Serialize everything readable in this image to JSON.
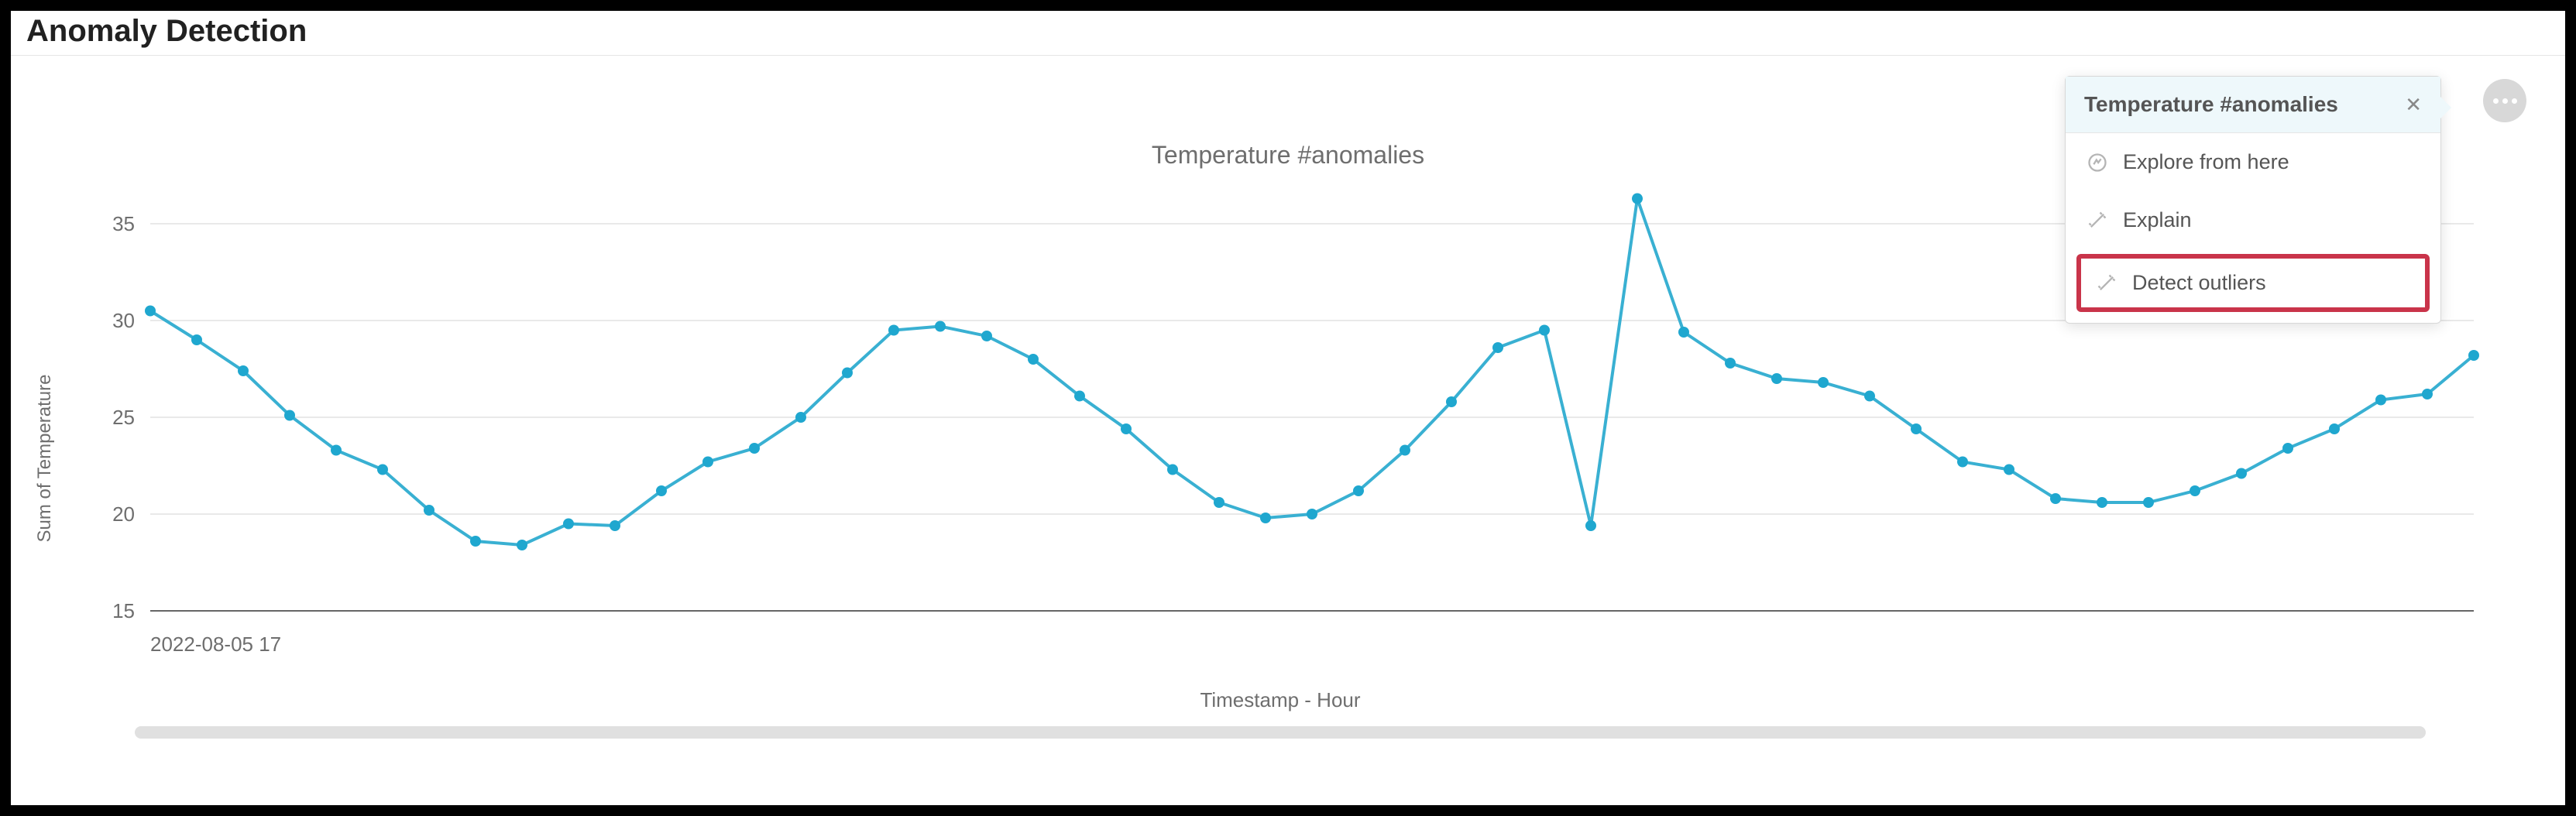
{
  "page": {
    "title": "Anomaly Detection"
  },
  "popover": {
    "title": "Temperature #anomalies",
    "items": {
      "explore": "Explore from here",
      "explain": "Explain",
      "detect": "Detect outliers"
    }
  },
  "chart_data": {
    "type": "line",
    "title": "Temperature #anomalies",
    "xlabel": "Timestamp - Hour",
    "ylabel": "Sum of Temperature",
    "ylim": [
      15,
      37
    ],
    "y_ticks": [
      15,
      20,
      25,
      30,
      35
    ],
    "x_tick_label_first": "2022-08-05 17",
    "series": [
      {
        "name": "Temperature",
        "color": "#1fa7cf",
        "values": [
          30.5,
          29.0,
          27.4,
          25.1,
          23.3,
          22.3,
          20.2,
          18.6,
          18.4,
          19.5,
          19.4,
          21.2,
          22.7,
          23.4,
          25.0,
          27.3,
          29.5,
          29.7,
          29.2,
          28.0,
          26.1,
          24.4,
          22.3,
          20.6,
          19.8,
          20.0,
          21.2,
          23.3,
          25.8,
          28.6,
          29.5,
          19.4,
          36.3,
          29.4,
          27.8,
          27.0,
          26.8,
          26.1,
          24.4,
          22.7,
          22.3,
          20.8,
          20.6,
          20.6,
          21.2,
          22.1,
          23.4,
          24.4,
          25.9,
          26.2,
          28.2
        ]
      }
    ]
  }
}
※ ※ ※
Your instructions: Using the records above, find and show each line with the string "Temperature".

Output for this exercise:
    "title": "Temperature #anomalies",
    "title": "Temperature #anomalies",
    "ylabel": "Sum of Temperature",
        "name": "Temperature",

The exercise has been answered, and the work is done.